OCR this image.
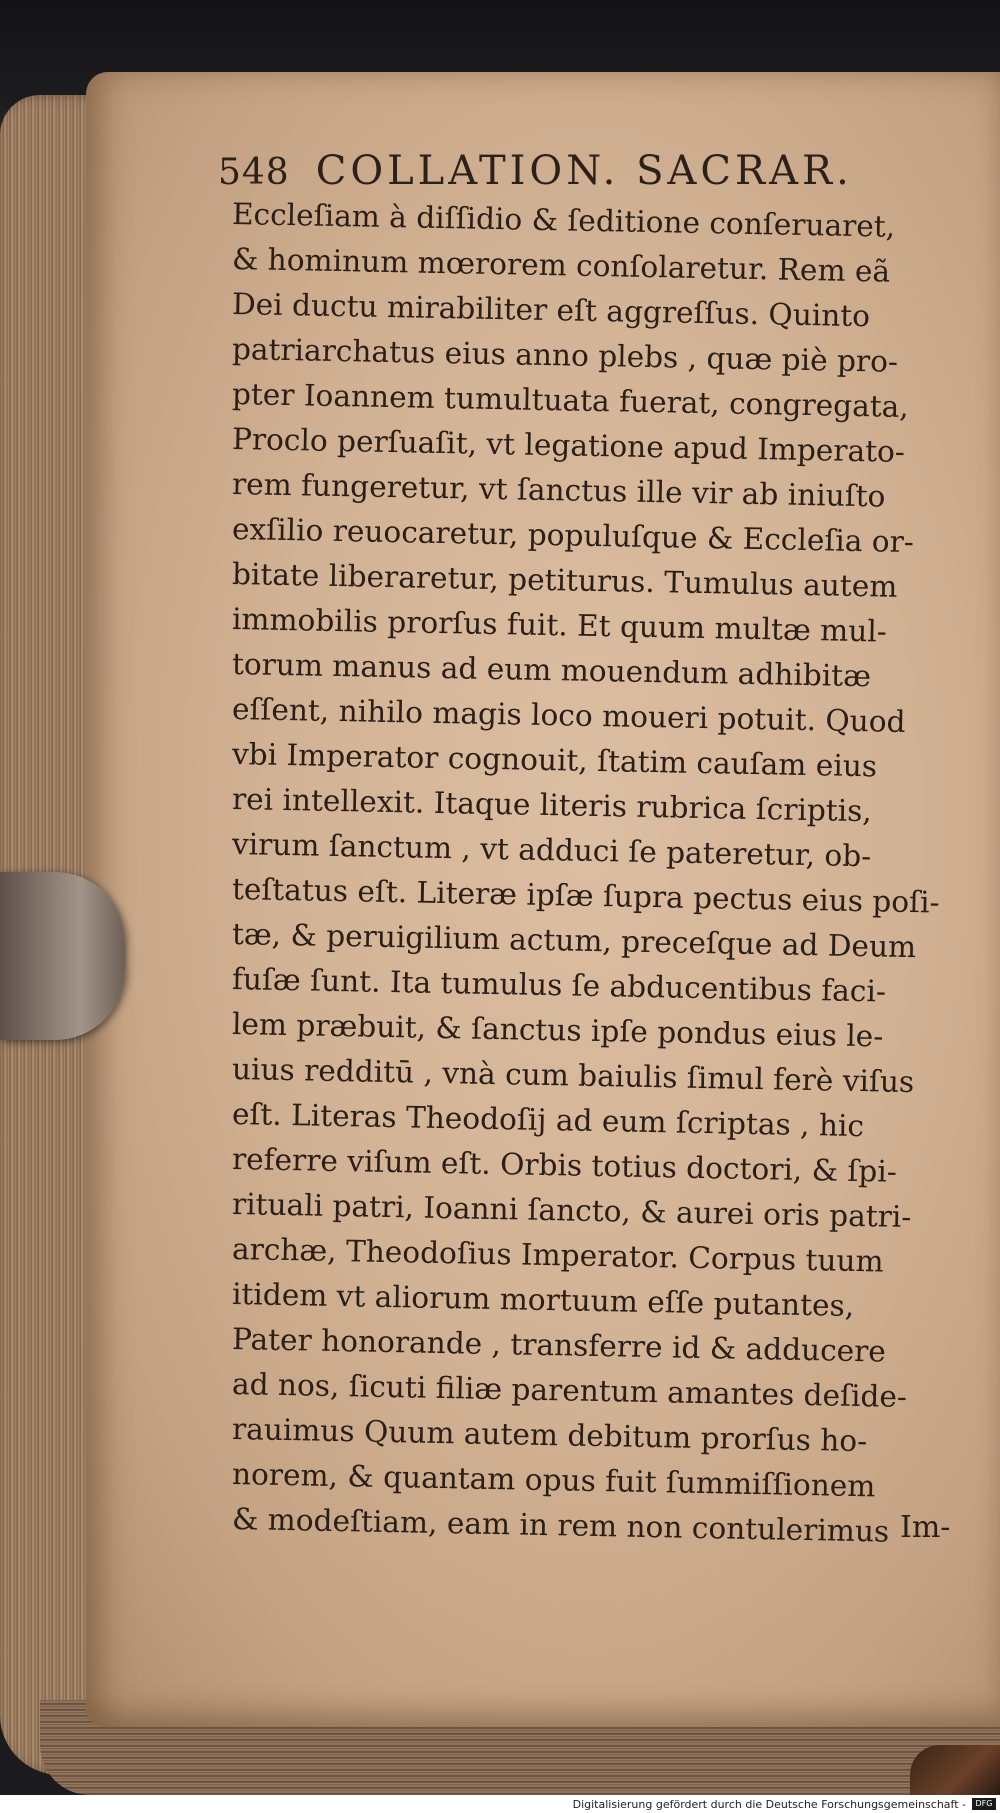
548 COLLATION. SACRAR.
Eccleſiam à diſſidio & ſeditione conſeruaret,
& hominum mœrorem conſolaretur. Rem eã
Dei ductu mirabiliter eſt aggreſſus. Quinto
patriarchatus eius anno plebs , quæ piè pro-
pter Ioannem tumultuata fuerat, congregata,
Proclo perſuaſit, vt legatione apud Imperato-
rem fungeretur, vt ſanctus ille vir ab iniuſto
exſilio reuocaretur, populuſque & Eccleſia or-
bitate liberaretur, petiturus. Tumulus autem
immobilis prorſus fuit. Et quum multæ mul-
torum manus ad eum mouendum adhibitæ
eſſent, nihilo magis loco moueri potuit. Quod
vbi Imperator cognouit, ſtatim cauſam eius
rei intellexit. Itaque literis rubrica ſcriptis,
virum ſanctum , vt adduci ſe pateretur, ob-
teſtatus eſt. Literæ ipſæ ſupra pectus eius poſi-
tæ, & peruigilium actum, preceſque ad Deum
fuſæ ſunt. Ita tumulus ſe abducentibus faci-
lem præbuit, & ſanctus ipſe pondus eius le-
uius redditū , vnà cum baiulis ſimul ferè viſus
eſt. Literas Theodoſij ad eum ſcriptas , hic
referre viſum eſt. Orbis totius doctori, & ſpi-
rituali patri, Ioanni ſancto, & aurei oris patri-
archæ, Theodoſius Imperator. Corpus tuum
itidem vt aliorum mortuum eſſe putantes,
Pater honorande , transferre id & adducere
ad nos, ſicuti filiæ parentum amantes deſide-
rauimus Quum autem debitum prorſus ho-
norem, & quantam opus fuit ſummiſſionem
& modeſtiam, eam in rem non contulerimus Im-
Digitalisierung gefördert durch die Deutsche Forschungsgemeinschaft -	DFG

========================================================================

» Goal: Repeat verbatim all the material, but not the pictures.

» Result:
OCR this image.
548 COLLATION. SACRAR.
Eccleſiam à diſſidio & ſeditione conſeruaret,
& hominum mœrorem conſolaretur. Rem eã
Dei ductu mirabiliter eſt aggreſſus. Quinto
patriarchatus eius anno plebs , quæ piè pro-
pter Ioannem tumultuata fuerat, congregata,
Proclo perſuaſit, vt legatione apud Imperato-
rem fungeretur, vt ſanctus ille vir ab iniuſto
exſilio reuocaretur, populuſque & Eccleſia or-
bitate liberaretur, petiturus. Tumulus autem
immobilis prorſus fuit. Et quum multæ mul-
torum manus ad eum mouendum adhibitæ
eſſent, nihilo magis loco moueri potuit. Quod
vbi Imperator cognouit, ſtatim cauſam eius
rei intellexit. Itaque literis rubrica ſcriptis,
virum ſanctum , vt adduci ſe pateretur, ob-
teſtatus eſt. Literæ ipſæ ſupra pectus eius poſi-
tæ, & peruigilium actum, preceſque ad Deum
fuſæ ſunt. Ita tumulus ſe abducentibus faci-
lem præbuit, & ſanctus ipſe pondus eius le-
uius redditū , vnà cum baiulis ſimul ferè viſus
eſt. Literas Theodoſij ad eum ſcriptas , hic
referre viſum eſt. Orbis totius doctori, & ſpi-
rituali patri, Ioanni ſancto, & aurei oris patri-
archæ, Theodoſius Imperator. Corpus tuum
itidem vt aliorum mortuum eſſe putantes,
Pater honorande , transferre id & adducere
ad nos, ſicuti filiæ parentum amantes deſide-
rauimus Quum autem debitum prorſus ho-
norem, & quantam opus fuit ſummiſſionem
& modeſtiam, eam in rem non contulerimus Im-
Digitalisierung gefördert durch die Deutsche Forschungsgemeinschaft -	DFG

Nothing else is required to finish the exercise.